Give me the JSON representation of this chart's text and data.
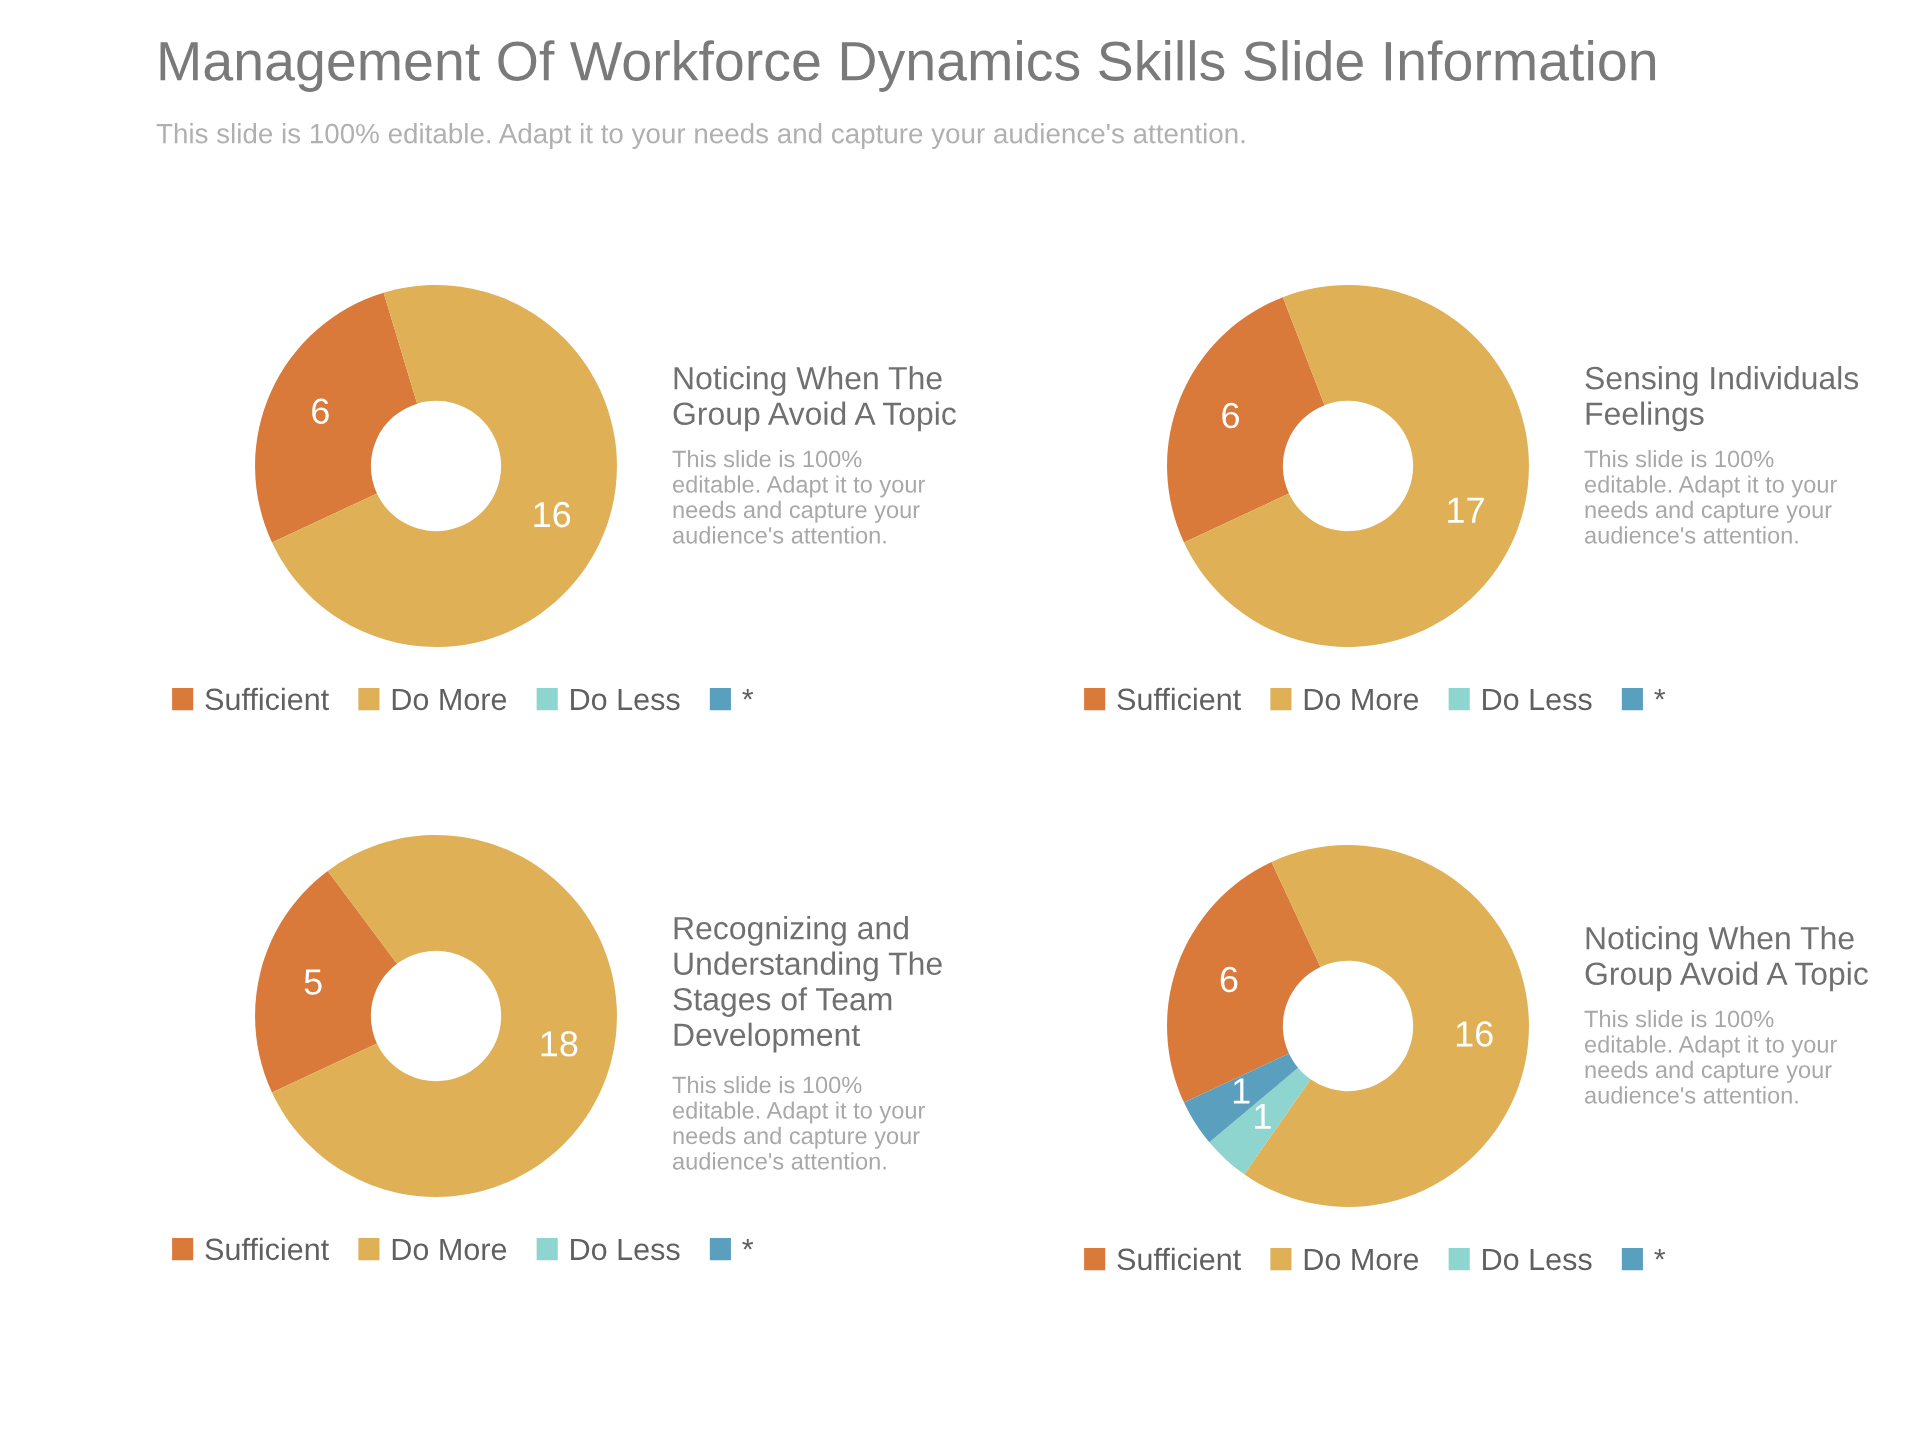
{
  "chart_data": [
    {
      "type": "donut",
      "title": "Noticing When The\nGroup Avoid A Topic",
      "categories": [
        "Sufficient",
        "Do More",
        "Do Less",
        "*"
      ],
      "values": [
        6,
        16,
        null,
        null
      ],
      "colors": [
        "#d9793a",
        "#dfb055",
        "#8fd5cf",
        "#5b9fbf"
      ],
      "data_labels": true,
      "legend": "bottom",
      "annotations": [
        "Management Of Workforce Dynamics Skills Slide Information",
        "This slide is 100% editable. Adapt it to your needs and capture your audience's attention.",
        "This slide is 100%\neditable. Adapt it to your\nneeds and capture your\naudience's attention."
      ]
    },
    {
      "type": "donut",
      "title": "Sensing Individuals\nFeelings",
      "categories": [
        "Sufficient",
        "Do More",
        "Do Less",
        "*"
      ],
      "values": [
        6,
        17,
        null,
        null
      ],
      "colors": [
        "#d9793a",
        "#dfb055",
        "#8fd5cf",
        "#5b9fbf"
      ],
      "data_labels": true,
      "legend": "bottom",
      "annotations": [
        "This slide is 100%\neditable. Adapt it to your\nneeds and capture your\naudience's attention."
      ]
    },
    {
      "type": "donut",
      "title": "Recognizing and\nUnderstanding The\nStages of Team\nDevelopment",
      "categories": [
        "Sufficient",
        "Do More",
        "Do Less",
        "*"
      ],
      "values": [
        5,
        18,
        null,
        null
      ],
      "colors": [
        "#d9793a",
        "#dfb055",
        "#8fd5cf",
        "#5b9fbf"
      ],
      "data_labels": true,
      "legend": "bottom",
      "annotations": [
        "This slide is 100%\neditable. Adapt it to your\nneeds and capture your\naudience's attention."
      ]
    },
    {
      "type": "donut",
      "title": "Noticing When The\nGroup Avoid A Topic",
      "categories": [
        "Sufficient",
        "Do More",
        "Do Less",
        "*"
      ],
      "values": [
        6,
        16,
        1,
        1
      ],
      "colors": [
        "#d9793a",
        "#dfb055",
        "#8fd5cf",
        "#5b9fbf"
      ],
      "data_labels": true,
      "legend": "bottom",
      "annotations": [
        "This slide is 100%\neditable. Adapt it to your\nneeds and capture your\naudience's attention."
      ]
    }
  ]
}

YOUR INSTRUCTIONS – Write out the records above once more, word for word, with no pictures.

PROBLEM SOLUTION –
Give me the JSON representation of this chart's text and data.
{
  "chart_data": [
    {
      "type": "donut",
      "title": "Noticing When The\nGroup Avoid A Topic",
      "categories": [
        "Sufficient",
        "Do More",
        "Do Less",
        "*"
      ],
      "values": [
        6,
        16,
        null,
        null
      ],
      "colors": [
        "#d9793a",
        "#dfb055",
        "#8fd5cf",
        "#5b9fbf"
      ],
      "data_labels": true,
      "legend": "bottom",
      "annotations": [
        "Management Of Workforce Dynamics Skills Slide Information",
        "This slide is 100% editable. Adapt it to your needs and capture your audience's attention.",
        "This slide is 100%\neditable. Adapt it to your\nneeds and capture your\naudience's attention."
      ]
    },
    {
      "type": "donut",
      "title": "Sensing Individuals\nFeelings",
      "categories": [
        "Sufficient",
        "Do More",
        "Do Less",
        "*"
      ],
      "values": [
        6,
        17,
        null,
        null
      ],
      "colors": [
        "#d9793a",
        "#dfb055",
        "#8fd5cf",
        "#5b9fbf"
      ],
      "data_labels": true,
      "legend": "bottom",
      "annotations": [
        "This slide is 100%\neditable. Adapt it to your\nneeds and capture your\naudience's attention."
      ]
    },
    {
      "type": "donut",
      "title": "Recognizing and\nUnderstanding The\nStages of Team\nDevelopment",
      "categories": [
        "Sufficient",
        "Do More",
        "Do Less",
        "*"
      ],
      "values": [
        5,
        18,
        null,
        null
      ],
      "colors": [
        "#d9793a",
        "#dfb055",
        "#8fd5cf",
        "#5b9fbf"
      ],
      "data_labels": true,
      "legend": "bottom",
      "annotations": [
        "This slide is 100%\neditable. Adapt it to your\nneeds and capture your\naudience's attention."
      ]
    },
    {
      "type": "donut",
      "title": "Noticing When The\nGroup Avoid A Topic",
      "categories": [
        "Sufficient",
        "Do More",
        "Do Less",
        "*"
      ],
      "values": [
        6,
        16,
        1,
        1
      ],
      "colors": [
        "#d9793a",
        "#dfb055",
        "#8fd5cf",
        "#5b9fbf"
      ],
      "data_labels": true,
      "legend": "bottom",
      "annotations": [
        "This slide is 100%\neditable. Adapt it to your\nneeds and capture your\naudience's attention."
      ]
    }
  ]
}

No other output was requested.